[START DATA ENTRIES]
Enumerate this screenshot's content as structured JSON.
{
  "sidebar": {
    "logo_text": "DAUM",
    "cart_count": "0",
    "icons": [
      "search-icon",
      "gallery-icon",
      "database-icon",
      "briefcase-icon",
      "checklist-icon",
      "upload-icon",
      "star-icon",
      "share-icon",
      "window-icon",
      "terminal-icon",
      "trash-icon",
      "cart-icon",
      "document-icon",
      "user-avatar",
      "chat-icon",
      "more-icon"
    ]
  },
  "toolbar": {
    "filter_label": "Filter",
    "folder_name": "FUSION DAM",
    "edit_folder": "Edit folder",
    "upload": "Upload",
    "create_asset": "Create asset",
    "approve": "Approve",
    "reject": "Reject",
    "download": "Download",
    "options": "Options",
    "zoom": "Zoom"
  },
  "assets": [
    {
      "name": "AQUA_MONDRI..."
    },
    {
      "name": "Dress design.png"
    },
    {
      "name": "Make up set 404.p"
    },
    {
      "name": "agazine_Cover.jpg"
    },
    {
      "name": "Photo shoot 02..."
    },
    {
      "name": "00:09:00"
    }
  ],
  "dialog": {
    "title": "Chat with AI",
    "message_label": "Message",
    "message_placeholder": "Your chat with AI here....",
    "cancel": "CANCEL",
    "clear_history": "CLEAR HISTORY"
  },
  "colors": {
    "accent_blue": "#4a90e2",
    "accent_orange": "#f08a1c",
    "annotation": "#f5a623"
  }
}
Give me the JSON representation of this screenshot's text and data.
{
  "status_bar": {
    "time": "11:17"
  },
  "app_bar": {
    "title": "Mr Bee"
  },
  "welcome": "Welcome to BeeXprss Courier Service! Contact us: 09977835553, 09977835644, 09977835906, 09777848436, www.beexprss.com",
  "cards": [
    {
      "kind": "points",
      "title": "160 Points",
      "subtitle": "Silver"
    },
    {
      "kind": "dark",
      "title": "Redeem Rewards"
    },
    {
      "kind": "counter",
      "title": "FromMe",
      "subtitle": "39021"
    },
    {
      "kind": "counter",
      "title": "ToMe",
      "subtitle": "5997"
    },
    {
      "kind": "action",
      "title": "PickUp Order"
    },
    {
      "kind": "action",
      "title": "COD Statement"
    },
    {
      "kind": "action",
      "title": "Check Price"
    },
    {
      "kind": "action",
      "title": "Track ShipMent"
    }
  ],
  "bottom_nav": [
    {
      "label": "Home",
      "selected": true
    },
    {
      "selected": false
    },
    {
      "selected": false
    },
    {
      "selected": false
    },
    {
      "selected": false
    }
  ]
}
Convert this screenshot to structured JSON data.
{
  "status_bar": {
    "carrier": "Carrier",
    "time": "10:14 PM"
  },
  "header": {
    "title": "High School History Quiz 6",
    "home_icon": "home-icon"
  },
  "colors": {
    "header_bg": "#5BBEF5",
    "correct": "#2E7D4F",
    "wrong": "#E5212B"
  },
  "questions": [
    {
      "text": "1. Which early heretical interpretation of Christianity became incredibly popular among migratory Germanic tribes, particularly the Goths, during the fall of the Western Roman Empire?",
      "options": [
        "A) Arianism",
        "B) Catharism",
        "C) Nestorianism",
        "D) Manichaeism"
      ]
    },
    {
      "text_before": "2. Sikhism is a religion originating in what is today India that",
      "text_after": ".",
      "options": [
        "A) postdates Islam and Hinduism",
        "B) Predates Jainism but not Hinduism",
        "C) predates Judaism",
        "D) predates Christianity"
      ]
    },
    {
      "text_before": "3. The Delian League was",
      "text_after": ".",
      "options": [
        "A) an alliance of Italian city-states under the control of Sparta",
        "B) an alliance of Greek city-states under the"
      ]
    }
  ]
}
[END DATA ENTRIES]
Give all the records again. Match them exactly.

TASK ANSWER ->
Enumerate this screenshot's content as structured JSON.
{
  "sidebar": {
    "logo_text": "DAUM",
    "cart_count": "0",
    "icons": [
      "search-icon",
      "gallery-icon",
      "database-icon",
      "briefcase-icon",
      "checklist-icon",
      "upload-icon",
      "star-icon",
      "share-icon",
      "window-icon",
      "terminal-icon",
      "trash-icon",
      "cart-icon",
      "document-icon",
      "user-avatar",
      "chat-icon",
      "more-icon"
    ]
  },
  "toolbar": {
    "filter_label": "Filter",
    "folder_name": "FUSION DAM",
    "edit_folder": "Edit folder",
    "upload": "Upload",
    "create_asset": "Create asset",
    "approve": "Approve",
    "reject": "Reject",
    "download": "Download",
    "options": "Options",
    "zoom": "Zoom"
  },
  "assets": [
    {
      "name": "AQUA_MONDRI..."
    },
    {
      "name": "Dress design.png"
    },
    {
      "name": "Make up set 404.p"
    },
    {
      "name": "agazine_Cover.jpg"
    },
    {
      "name": "Photo shoot 02..."
    },
    {
      "name": "00:09:00"
    }
  ],
  "dialog": {
    "title": "Chat with AI",
    "message_label": "Message",
    "message_placeholder": "Your chat with AI here....",
    "cancel": "CANCEL",
    "clear_history": "CLEAR HISTORY"
  },
  "colors": {
    "accent_blue": "#4a90e2",
    "accent_orange": "#f08a1c",
    "annotation": "#f5a623"
  }
}
Give me the JSON representation of this screenshot's text and data.
{
  "status_bar": {
    "time": "11:17"
  },
  "app_bar": {
    "title": "Mr Bee"
  },
  "welcome": "Welcome to BeeXprss Courier Service! Contact us: 09977835553, 09977835644, 09977835906, 09777848436, www.beexprss.com",
  "cards": [
    {
      "kind": "points",
      "title": "160 Points",
      "subtitle": "Silver"
    },
    {
      "kind": "dark",
      "title": "Redeem Rewards"
    },
    {
      "kind": "counter",
      "title": "FromMe",
      "subtitle": "39021"
    },
    {
      "kind": "counter",
      "title": "ToMe",
      "subtitle": "5997"
    },
    {
      "kind": "action",
      "title": "PickUp Order"
    },
    {
      "kind": "action",
      "title": "COD Statement"
    },
    {
      "kind": "action",
      "title": "Check Price"
    },
    {
      "kind": "action",
      "title": "Track ShipMent"
    }
  ],
  "bottom_nav": [
    {
      "label": "Home",
      "selected": true
    },
    {
      "selected": false
    },
    {
      "selected": false
    },
    {
      "selected": false
    },
    {
      "selected": false
    }
  ]
}
Convert this screenshot to structured JSON data.
{
  "status_bar": {
    "carrier": "Carrier",
    "time": "10:14 PM"
  },
  "header": {
    "title": "High School History Quiz 6",
    "home_icon": "home-icon"
  },
  "colors": {
    "header_bg": "#5BBEF5",
    "correct": "#2E7D4F",
    "wrong": "#E5212B"
  },
  "questions": [
    {
      "text": "1. Which early heretical interpretation of Christianity became incredibly popular among migratory Germanic tribes, particularly the Goths, during the fall of the Western Roman Empire?",
      "options": [
        "A) Arianism",
        "B) Catharism",
        "C) Nestorianism",
        "D) Manichaeism"
      ]
    },
    {
      "text_before": "2. Sikhism is a religion originating in what is today India that",
      "text_after": ".",
      "options": [
        "A) postdates Islam and Hinduism",
        "B) Predates Jainism but not Hinduism",
        "C) predates Judaism",
        "D) predates Christianity"
      ]
    },
    {
      "text_before": "3. The Delian League was",
      "text_after": ".",
      "options": [
        "A) an alliance of Italian city-states under the control of Sparta",
        "B) an alliance of Greek city-states under the"
      ]
    }
  ]
}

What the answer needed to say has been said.